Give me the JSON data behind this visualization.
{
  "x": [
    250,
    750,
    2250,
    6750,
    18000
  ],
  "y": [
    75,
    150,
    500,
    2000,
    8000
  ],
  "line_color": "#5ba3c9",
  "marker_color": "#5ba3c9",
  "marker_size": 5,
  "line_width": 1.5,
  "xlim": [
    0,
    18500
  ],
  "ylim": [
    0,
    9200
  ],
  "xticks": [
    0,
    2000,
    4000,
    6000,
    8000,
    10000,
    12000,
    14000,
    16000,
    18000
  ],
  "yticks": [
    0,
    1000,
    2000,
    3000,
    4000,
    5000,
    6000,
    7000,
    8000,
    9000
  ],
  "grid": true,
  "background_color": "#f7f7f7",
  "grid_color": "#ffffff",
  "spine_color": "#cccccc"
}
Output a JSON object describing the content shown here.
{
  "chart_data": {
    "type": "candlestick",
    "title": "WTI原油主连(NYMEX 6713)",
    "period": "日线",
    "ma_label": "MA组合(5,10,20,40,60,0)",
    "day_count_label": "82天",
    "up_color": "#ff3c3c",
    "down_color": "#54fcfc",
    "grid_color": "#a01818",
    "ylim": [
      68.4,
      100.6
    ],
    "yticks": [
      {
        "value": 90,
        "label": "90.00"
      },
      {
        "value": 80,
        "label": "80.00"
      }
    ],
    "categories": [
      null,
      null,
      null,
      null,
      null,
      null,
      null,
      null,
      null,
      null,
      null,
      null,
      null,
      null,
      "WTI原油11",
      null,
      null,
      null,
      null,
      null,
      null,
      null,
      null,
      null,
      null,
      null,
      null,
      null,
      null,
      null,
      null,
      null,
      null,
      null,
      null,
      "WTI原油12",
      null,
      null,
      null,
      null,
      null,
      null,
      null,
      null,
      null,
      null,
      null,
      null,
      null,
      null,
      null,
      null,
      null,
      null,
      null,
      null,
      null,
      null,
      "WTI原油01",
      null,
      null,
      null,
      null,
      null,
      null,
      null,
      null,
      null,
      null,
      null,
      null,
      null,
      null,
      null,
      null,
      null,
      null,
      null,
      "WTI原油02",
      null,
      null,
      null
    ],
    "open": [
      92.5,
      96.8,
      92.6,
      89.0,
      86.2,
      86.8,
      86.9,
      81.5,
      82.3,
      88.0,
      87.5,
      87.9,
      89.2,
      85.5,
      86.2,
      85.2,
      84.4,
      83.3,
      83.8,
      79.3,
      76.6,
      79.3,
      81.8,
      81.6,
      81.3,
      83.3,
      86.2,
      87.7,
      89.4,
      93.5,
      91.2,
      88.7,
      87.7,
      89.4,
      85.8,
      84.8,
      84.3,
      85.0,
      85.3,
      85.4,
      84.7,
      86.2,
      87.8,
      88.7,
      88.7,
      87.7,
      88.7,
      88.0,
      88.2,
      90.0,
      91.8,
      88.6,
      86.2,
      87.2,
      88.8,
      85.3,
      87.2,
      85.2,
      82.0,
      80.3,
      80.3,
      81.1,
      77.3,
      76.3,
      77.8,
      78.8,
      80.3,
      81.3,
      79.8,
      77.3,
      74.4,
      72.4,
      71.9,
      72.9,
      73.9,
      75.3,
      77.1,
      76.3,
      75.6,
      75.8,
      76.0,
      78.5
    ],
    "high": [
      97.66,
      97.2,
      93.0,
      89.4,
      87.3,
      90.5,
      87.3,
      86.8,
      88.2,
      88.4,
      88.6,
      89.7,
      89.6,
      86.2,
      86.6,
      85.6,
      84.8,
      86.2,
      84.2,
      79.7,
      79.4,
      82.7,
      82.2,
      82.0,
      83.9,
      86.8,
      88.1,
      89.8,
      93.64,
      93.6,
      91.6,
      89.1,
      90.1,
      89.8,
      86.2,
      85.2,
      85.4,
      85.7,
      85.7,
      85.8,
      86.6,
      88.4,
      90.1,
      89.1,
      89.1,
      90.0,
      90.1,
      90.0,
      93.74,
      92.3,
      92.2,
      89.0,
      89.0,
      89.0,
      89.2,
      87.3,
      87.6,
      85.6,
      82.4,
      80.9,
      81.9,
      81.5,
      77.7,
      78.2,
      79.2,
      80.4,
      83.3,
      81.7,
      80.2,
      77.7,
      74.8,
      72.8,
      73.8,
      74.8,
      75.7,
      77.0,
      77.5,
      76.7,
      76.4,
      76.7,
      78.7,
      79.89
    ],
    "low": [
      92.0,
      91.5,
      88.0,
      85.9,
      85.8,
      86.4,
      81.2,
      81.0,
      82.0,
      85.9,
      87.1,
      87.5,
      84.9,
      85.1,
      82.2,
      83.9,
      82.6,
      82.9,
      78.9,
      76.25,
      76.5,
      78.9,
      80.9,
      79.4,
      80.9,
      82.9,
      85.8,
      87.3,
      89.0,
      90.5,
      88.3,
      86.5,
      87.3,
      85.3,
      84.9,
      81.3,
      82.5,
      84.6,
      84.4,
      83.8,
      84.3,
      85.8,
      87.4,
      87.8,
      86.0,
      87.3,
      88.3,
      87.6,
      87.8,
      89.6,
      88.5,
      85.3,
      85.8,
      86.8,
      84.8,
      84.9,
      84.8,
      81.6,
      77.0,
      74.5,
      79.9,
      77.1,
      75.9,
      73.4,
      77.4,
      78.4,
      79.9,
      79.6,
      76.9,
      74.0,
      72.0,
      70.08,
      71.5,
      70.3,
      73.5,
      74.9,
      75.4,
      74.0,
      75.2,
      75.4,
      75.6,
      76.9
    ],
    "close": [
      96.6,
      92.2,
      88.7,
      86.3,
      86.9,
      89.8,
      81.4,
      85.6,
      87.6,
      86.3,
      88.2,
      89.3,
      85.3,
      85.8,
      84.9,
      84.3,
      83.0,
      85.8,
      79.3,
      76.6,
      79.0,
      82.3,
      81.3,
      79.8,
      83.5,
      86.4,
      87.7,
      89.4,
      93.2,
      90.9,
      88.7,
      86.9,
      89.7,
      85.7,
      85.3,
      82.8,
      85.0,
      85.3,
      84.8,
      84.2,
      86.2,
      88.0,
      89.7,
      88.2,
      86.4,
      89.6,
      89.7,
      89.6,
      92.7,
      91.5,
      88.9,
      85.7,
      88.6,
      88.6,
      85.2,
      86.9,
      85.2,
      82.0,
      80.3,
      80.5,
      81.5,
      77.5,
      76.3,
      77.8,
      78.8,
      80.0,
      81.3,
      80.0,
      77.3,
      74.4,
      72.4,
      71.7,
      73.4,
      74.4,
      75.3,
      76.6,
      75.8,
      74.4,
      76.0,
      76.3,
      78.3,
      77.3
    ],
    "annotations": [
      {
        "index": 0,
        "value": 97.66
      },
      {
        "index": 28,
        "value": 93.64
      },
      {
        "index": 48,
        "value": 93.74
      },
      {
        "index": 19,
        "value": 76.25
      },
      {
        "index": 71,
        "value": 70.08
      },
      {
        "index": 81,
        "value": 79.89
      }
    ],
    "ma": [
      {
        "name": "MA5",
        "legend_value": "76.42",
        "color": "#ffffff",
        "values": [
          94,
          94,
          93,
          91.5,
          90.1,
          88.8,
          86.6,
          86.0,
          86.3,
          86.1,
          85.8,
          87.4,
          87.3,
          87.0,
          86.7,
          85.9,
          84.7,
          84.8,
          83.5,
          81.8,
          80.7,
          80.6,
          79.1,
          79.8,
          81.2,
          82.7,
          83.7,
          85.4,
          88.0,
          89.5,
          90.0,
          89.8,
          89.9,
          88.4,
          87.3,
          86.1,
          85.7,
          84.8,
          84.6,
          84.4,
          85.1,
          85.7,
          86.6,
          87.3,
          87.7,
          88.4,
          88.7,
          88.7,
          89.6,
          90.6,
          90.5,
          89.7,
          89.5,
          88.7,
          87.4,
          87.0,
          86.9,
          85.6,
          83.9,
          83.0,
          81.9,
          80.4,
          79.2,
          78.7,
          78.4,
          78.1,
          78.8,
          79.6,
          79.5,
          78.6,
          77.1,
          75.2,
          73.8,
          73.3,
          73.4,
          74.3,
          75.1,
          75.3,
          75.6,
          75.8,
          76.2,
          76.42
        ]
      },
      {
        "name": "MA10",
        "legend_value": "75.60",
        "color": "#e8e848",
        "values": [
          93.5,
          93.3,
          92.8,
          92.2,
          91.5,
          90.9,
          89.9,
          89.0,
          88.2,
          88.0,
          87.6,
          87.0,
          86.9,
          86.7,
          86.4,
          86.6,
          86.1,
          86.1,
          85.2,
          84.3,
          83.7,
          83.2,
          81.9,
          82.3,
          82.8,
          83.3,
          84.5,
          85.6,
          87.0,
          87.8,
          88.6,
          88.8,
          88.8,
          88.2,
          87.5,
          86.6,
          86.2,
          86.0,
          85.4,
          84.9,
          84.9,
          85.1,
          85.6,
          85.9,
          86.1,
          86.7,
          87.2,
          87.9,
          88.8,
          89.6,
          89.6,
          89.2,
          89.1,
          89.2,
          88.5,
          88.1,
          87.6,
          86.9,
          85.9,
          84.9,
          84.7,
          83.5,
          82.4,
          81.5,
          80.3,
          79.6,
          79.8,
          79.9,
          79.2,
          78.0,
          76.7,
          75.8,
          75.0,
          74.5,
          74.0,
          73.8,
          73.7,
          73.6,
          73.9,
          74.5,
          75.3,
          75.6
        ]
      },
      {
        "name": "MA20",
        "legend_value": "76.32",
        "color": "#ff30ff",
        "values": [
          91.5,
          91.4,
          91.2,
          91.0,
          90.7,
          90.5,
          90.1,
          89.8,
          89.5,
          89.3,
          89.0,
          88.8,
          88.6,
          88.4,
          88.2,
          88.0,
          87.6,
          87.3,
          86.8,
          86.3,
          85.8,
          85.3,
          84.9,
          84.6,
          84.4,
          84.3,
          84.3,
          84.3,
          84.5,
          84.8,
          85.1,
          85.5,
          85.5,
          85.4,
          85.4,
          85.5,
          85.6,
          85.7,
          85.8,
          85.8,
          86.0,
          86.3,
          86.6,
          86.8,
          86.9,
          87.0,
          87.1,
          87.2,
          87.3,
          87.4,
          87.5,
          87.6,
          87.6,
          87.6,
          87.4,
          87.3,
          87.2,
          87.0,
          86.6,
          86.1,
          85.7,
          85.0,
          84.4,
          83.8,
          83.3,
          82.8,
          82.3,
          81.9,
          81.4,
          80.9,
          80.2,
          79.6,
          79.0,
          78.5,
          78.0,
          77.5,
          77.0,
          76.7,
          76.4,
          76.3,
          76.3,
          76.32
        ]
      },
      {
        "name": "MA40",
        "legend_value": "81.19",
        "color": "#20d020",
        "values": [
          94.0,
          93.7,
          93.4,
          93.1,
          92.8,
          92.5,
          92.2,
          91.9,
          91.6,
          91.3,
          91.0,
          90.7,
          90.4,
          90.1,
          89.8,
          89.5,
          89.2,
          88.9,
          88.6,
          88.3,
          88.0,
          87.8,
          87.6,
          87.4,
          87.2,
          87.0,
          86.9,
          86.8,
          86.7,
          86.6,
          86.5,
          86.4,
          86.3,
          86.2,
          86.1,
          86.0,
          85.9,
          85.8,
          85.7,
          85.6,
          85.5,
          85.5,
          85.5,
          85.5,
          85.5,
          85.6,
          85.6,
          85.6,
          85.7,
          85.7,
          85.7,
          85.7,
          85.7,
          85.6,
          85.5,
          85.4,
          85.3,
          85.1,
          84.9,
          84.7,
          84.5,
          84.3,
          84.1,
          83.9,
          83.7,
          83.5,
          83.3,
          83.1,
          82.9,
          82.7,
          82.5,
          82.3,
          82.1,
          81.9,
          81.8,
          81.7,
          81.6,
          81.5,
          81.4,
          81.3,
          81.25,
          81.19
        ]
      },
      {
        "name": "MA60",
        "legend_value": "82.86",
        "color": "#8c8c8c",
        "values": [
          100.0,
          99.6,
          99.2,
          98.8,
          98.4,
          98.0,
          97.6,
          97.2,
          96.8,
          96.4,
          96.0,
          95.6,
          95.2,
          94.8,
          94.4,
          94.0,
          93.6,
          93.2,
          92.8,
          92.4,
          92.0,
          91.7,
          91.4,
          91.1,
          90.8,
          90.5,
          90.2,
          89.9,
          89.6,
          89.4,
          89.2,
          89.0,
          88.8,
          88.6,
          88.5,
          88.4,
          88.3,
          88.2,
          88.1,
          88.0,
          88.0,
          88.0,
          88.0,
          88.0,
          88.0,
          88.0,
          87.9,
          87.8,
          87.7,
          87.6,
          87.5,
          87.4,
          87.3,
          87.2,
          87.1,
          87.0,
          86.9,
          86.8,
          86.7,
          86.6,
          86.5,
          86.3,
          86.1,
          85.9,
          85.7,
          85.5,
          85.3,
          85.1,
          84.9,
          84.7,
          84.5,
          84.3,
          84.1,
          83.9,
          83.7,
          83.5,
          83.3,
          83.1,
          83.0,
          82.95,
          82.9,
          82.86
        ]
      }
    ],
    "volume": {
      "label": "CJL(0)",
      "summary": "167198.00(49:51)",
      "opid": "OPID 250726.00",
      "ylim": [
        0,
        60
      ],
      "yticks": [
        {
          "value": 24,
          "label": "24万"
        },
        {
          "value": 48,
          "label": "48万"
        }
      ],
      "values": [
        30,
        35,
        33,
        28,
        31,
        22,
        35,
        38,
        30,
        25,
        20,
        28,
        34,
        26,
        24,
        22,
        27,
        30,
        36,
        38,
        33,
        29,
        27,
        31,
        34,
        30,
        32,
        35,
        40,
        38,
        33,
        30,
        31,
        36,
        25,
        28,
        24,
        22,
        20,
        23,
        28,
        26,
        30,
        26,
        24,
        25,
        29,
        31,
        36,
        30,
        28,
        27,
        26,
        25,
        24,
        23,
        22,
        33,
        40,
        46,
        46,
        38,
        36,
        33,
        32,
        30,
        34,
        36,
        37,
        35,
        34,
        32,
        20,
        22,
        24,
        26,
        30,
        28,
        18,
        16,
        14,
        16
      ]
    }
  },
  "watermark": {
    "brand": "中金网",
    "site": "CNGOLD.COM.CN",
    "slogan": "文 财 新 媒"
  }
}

========================================

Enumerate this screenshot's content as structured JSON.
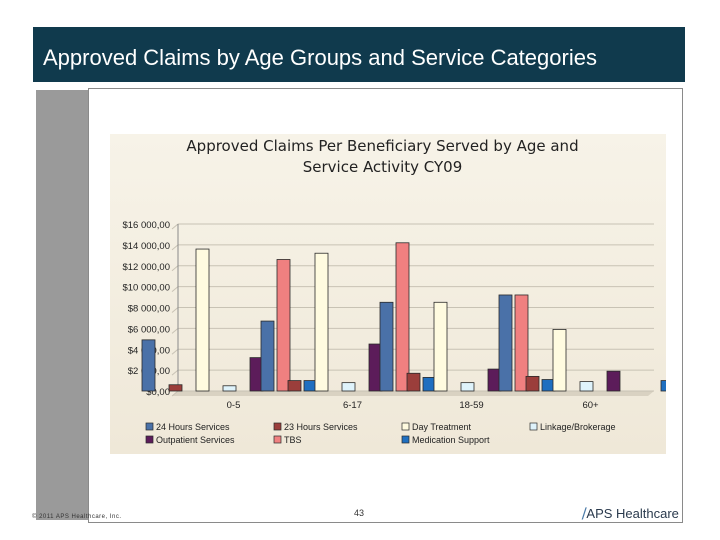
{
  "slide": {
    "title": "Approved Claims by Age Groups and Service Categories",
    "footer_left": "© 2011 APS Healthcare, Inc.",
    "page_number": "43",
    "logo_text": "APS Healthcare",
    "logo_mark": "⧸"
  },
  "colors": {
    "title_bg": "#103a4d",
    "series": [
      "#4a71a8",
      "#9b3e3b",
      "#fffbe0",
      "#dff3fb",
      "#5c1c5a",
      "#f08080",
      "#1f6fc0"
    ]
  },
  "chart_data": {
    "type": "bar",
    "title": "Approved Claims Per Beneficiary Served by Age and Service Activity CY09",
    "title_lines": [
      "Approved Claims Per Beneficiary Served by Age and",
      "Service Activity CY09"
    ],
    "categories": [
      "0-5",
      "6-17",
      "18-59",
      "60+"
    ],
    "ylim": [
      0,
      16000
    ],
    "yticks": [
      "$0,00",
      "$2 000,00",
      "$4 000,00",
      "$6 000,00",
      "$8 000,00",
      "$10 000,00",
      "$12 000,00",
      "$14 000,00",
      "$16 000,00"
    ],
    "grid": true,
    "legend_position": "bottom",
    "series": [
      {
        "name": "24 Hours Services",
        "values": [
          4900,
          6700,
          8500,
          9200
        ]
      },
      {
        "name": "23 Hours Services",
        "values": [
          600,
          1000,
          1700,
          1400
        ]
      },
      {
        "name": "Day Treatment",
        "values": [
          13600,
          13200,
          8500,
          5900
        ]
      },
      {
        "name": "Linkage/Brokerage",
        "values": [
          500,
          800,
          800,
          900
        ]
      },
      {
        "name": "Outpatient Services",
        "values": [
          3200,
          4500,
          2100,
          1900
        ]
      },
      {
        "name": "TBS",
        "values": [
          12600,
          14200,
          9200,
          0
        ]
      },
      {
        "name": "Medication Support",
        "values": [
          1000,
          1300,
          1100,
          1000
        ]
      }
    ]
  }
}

========================================

__Work to complete__: Which lines hold the string "Served"? List them all.

__Exercise result__:
    "title": "Approved Claims Per Beneficiary Served by Age and Service Activity CY09",
      "Approved Claims Per Beneficiary Served by Age and",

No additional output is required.